What you need to do: Look through the records that follow. Copy every line containing the word "Library".

Extracts from a graphics dataset:
****************************************
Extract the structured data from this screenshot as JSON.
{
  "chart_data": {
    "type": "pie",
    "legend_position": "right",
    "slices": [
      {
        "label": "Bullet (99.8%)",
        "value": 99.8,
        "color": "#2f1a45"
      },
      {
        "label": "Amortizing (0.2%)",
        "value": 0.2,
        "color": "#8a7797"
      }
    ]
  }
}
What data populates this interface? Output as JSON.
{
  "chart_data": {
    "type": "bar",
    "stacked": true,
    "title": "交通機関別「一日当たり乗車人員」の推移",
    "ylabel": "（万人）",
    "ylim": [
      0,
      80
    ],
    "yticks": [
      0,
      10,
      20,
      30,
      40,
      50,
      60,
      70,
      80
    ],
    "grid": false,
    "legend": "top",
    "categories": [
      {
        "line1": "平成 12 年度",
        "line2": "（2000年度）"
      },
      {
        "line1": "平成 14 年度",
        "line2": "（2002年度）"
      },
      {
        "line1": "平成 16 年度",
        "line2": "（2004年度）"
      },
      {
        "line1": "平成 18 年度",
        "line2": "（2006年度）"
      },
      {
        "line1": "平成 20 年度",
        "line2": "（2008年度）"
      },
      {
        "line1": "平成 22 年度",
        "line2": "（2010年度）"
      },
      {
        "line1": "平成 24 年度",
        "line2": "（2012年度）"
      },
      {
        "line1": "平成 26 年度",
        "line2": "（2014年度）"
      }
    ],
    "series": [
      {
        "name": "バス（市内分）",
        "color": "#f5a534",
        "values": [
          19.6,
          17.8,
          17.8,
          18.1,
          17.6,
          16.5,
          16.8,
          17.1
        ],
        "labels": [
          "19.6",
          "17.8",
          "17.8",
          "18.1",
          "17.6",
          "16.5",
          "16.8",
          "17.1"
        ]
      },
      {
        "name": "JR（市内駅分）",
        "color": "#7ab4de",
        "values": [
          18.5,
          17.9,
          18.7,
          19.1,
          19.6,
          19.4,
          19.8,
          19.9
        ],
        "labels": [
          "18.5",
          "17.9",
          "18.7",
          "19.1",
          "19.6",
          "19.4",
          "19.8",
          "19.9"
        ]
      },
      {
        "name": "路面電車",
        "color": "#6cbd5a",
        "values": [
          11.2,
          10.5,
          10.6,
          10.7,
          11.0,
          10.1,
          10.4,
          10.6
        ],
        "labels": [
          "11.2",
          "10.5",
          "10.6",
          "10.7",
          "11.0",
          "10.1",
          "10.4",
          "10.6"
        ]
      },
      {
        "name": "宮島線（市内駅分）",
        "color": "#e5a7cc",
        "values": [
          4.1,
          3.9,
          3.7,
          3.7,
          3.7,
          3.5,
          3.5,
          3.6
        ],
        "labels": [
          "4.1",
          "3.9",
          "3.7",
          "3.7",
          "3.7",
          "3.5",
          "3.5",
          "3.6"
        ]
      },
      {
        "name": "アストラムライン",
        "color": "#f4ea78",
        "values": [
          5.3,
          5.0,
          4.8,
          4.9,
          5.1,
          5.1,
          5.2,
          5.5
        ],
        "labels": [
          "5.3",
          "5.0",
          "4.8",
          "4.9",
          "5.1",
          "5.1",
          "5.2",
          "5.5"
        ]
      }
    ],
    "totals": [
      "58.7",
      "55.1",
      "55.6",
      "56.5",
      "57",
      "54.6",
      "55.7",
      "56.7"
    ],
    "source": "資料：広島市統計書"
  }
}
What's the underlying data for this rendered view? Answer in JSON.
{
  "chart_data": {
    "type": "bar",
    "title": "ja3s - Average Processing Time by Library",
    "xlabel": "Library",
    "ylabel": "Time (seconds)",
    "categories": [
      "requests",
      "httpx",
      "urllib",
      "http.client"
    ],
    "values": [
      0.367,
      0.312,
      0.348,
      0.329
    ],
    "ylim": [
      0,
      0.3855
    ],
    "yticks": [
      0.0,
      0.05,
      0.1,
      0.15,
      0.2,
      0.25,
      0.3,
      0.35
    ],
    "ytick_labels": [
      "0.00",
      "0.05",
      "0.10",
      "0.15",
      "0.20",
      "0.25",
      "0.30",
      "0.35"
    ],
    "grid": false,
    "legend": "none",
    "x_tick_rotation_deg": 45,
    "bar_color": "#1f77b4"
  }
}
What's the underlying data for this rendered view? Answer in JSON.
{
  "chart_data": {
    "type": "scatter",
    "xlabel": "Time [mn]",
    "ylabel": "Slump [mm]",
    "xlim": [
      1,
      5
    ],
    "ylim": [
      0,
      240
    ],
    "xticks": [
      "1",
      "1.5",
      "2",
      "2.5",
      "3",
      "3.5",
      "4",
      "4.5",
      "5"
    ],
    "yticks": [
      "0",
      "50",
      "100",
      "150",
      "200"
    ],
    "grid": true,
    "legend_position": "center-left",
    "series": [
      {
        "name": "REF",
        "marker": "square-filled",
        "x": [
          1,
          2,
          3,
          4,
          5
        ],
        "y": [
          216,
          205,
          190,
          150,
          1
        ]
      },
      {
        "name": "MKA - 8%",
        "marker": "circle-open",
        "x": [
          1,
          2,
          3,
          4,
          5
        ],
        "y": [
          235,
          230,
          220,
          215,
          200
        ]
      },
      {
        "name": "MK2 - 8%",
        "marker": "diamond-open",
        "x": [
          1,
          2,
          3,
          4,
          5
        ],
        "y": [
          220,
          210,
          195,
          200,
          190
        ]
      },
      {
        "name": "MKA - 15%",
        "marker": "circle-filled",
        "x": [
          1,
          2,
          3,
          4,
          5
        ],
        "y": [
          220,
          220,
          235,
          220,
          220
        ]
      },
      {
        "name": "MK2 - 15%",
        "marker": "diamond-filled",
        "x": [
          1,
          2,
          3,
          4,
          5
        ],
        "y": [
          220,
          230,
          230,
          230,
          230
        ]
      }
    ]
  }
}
****************************************
Task answer:
    "title": "ja3s - Average Processing Time by Library",
    "xlabel": "Library",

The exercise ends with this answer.